##### INFORMATION GIVEN #####

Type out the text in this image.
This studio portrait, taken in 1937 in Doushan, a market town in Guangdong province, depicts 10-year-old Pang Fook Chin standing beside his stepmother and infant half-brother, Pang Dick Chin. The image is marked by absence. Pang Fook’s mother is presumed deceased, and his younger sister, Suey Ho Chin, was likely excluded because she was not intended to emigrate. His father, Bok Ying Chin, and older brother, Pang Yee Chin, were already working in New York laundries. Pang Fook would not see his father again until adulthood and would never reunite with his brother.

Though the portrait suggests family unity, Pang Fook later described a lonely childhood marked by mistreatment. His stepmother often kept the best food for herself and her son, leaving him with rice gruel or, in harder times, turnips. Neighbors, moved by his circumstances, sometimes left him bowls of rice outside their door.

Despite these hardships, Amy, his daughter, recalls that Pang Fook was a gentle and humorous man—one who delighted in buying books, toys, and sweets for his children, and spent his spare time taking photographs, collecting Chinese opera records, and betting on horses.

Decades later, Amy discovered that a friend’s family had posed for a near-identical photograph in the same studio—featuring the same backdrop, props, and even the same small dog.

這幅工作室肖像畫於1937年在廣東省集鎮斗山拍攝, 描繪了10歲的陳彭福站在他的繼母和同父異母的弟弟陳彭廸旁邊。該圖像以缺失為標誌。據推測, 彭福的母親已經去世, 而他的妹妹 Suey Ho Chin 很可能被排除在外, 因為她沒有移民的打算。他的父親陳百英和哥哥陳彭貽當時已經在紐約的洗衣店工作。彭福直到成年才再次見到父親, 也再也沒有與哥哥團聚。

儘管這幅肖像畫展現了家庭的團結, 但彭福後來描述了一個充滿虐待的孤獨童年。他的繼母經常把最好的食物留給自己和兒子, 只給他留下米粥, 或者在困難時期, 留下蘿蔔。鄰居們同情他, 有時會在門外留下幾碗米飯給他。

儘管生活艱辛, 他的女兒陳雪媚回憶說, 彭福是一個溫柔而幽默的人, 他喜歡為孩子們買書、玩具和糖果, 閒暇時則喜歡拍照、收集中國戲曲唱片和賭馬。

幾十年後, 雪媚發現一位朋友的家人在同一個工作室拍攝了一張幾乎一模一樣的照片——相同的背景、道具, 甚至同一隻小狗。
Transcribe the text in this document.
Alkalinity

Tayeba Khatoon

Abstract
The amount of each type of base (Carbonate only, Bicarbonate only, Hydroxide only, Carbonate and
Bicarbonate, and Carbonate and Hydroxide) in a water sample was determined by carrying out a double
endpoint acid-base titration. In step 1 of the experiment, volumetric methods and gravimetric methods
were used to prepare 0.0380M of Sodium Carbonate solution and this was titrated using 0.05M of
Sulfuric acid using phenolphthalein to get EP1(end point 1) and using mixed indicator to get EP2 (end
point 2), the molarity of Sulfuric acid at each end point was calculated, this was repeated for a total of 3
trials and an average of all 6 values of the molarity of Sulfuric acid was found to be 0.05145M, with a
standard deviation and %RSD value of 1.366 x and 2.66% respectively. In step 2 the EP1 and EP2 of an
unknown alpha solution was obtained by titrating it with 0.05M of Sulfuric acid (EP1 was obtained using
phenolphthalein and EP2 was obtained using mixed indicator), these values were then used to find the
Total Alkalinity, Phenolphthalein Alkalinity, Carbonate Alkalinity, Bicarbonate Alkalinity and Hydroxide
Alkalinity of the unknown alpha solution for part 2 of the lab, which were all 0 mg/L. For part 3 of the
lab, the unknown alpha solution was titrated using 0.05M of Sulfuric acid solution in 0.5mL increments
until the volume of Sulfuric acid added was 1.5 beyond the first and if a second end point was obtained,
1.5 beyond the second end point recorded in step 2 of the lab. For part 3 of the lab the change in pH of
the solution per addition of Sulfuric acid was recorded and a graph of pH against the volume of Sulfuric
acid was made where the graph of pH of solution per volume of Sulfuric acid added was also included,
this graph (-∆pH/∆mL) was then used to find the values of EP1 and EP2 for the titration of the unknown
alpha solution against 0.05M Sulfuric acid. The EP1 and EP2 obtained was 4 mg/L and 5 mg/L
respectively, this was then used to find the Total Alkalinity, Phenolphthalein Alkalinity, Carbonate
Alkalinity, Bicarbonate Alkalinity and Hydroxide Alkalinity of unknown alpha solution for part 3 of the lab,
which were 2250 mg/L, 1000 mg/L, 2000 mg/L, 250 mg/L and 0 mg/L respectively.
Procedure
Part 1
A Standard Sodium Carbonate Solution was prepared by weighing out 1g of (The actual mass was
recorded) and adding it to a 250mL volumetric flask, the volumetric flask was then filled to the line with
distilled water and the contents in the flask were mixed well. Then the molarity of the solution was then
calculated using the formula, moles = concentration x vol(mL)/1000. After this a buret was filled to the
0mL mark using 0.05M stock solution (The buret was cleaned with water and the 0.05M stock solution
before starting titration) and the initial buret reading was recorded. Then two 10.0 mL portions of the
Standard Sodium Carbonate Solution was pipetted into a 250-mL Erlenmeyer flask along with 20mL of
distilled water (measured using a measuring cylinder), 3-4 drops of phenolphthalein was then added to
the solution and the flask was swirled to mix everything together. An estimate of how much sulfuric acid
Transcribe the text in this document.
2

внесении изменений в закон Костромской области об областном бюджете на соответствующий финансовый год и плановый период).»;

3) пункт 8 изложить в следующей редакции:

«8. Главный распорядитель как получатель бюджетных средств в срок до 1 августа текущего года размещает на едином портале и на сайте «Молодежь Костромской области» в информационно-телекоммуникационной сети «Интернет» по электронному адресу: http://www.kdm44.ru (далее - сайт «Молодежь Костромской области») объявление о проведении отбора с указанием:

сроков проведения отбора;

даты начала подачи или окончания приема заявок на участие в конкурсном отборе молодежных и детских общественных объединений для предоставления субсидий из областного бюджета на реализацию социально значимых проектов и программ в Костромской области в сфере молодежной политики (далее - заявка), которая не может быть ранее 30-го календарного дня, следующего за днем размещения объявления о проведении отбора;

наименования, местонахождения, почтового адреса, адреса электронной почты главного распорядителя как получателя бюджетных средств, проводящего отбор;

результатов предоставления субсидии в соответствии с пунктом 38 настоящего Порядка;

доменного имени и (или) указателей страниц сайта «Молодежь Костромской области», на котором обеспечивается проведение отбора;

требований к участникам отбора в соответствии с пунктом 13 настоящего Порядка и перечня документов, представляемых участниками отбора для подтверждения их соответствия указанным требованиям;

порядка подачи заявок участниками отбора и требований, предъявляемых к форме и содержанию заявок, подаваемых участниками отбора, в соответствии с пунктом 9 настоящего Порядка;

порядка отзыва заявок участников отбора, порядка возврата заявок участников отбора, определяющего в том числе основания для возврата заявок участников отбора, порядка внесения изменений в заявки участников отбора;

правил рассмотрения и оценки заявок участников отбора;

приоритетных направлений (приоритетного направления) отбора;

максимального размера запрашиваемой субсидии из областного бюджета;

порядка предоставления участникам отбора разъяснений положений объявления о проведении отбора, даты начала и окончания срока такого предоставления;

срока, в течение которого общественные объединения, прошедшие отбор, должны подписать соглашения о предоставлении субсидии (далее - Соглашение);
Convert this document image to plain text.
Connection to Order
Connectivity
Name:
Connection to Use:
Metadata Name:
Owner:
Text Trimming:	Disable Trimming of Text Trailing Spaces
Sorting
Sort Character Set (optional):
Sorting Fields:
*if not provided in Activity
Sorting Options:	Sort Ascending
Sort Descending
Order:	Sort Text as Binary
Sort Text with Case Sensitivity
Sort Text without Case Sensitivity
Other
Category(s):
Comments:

#####

● **AIM**: Give a single number: the count of lines above that include the word "Sorting".

● **OUTPUT OF THE TASK**: 3